§ **WORK REQUEST**
Nothing may be left out, so copy every entry exactly.

§ **RECORDS**
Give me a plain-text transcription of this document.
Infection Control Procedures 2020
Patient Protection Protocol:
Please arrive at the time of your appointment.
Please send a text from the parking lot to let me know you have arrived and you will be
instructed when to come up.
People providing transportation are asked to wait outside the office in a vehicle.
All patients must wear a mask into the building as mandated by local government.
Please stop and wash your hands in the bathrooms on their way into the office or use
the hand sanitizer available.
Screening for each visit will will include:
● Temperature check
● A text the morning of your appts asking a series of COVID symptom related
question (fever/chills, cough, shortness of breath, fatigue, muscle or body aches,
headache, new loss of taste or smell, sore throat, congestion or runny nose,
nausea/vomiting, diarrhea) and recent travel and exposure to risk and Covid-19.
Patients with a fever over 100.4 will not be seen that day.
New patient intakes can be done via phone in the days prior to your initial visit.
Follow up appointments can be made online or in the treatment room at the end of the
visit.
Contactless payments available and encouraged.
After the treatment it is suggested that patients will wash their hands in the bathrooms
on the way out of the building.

§ **PROBLEM SOLUTION**
Give me a plain-text transcription of this document.
Infection Control Procedures 2020
Patient Protection Protocol:
Please arrive at the time of your appointment.
Please send a text from the parking lot to let me know you have arrived and you will be
instructed when to come up.
People providing transportation are asked to wait outside the office in a vehicle.
All patients must wear a mask into the building as mandated by local government.
Please stop and wash your hands in the bathrooms on their way into the office or use
the hand sanitizer available.
Screening for each visit will will include:
● Temperature check
● A text the morning of your appts asking a series of COVID symptom related
question (fever/chills, cough, shortness of breath, fatigue, muscle or body aches,
headache, new loss of taste or smell, sore throat, congestion or runny nose,
nausea/vomiting, diarrhea) and recent travel and exposure to risk and Covid-19.
Patients with a fever over 100.4 will not be seen that day.
New patient intakes can be done via phone in the days prior to your initial visit.
Follow up appointments can be made online or in the treatment room at the end of the
visit.
Contactless payments available and encouraged.
After the treatment it is suggested that patients will wash their hands in the bathrooms
on the way out of the building.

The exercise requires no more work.